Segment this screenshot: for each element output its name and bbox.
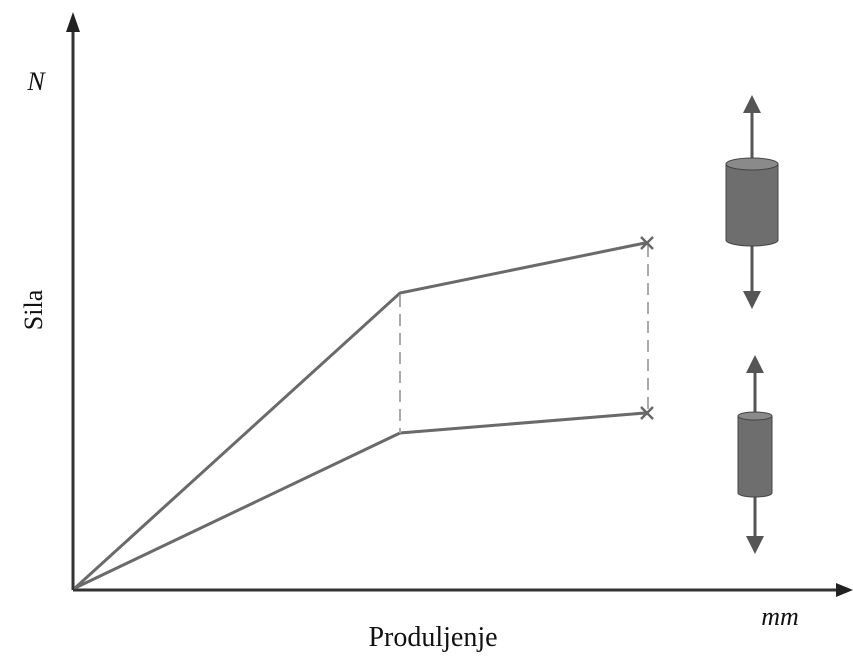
lower-curve: [74, 411, 646, 590]
small-specimen: [737, 355, 773, 554]
axes: [71, 28, 840, 592]
large-specimen: [725, 95, 779, 309]
y-label: Sila: [19, 289, 48, 330]
x-unit: mm: [761, 602, 799, 631]
y-axis-arrow: [66, 12, 80, 32]
x-label: Produljenje: [368, 622, 497, 653]
curves: [73, 241, 646, 590]
y-unit: N: [26, 67, 46, 96]
x-axis-arrow: [836, 583, 853, 597]
upper-curve: [73, 241, 646, 590]
dashed-lines: [399, 245, 649, 433]
fracture-marks: [640, 236, 654, 420]
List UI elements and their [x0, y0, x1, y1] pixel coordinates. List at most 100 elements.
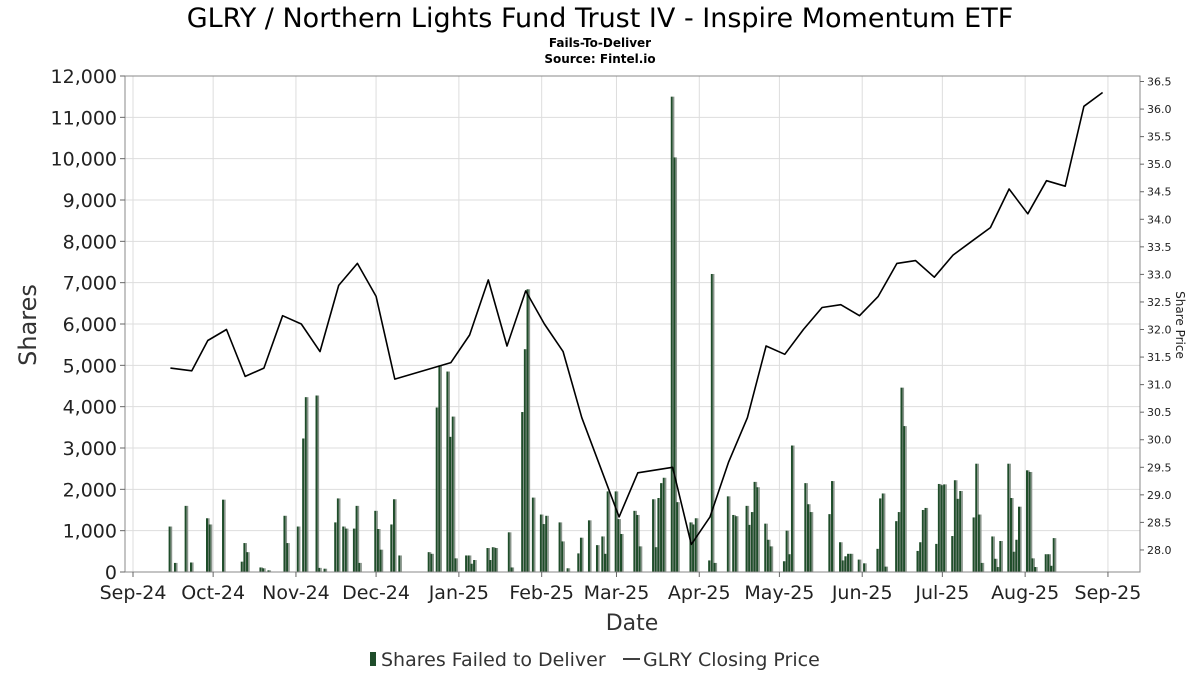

• • • •

# Task directions
Reproduce all of the rows above verbatim, omitting the pictures.

# Solved exercise
Segment this screenshot: for each element output its name and bbox.
lower-curve: [74, 411, 646, 590]
small-specimen: [737, 355, 773, 554]
axes: [71, 28, 840, 592]
large-specimen: [725, 95, 779, 309]
y-label: Sila: [19, 289, 48, 330]
x-unit: mm: [761, 602, 799, 631]
y-axis-arrow: [66, 12, 80, 32]
x-label: Produljenje: [368, 622, 497, 653]
curves: [73, 241, 646, 590]
y-unit: N: [26, 67, 46, 96]
x-axis-arrow: [836, 583, 853, 597]
upper-curve: [73, 241, 646, 590]
dashed-lines: [399, 245, 649, 433]
fracture-marks: [640, 236, 654, 420]
List UI elements and their [x0, y0, x1, y1] pixel coordinates. List at most 100 elements.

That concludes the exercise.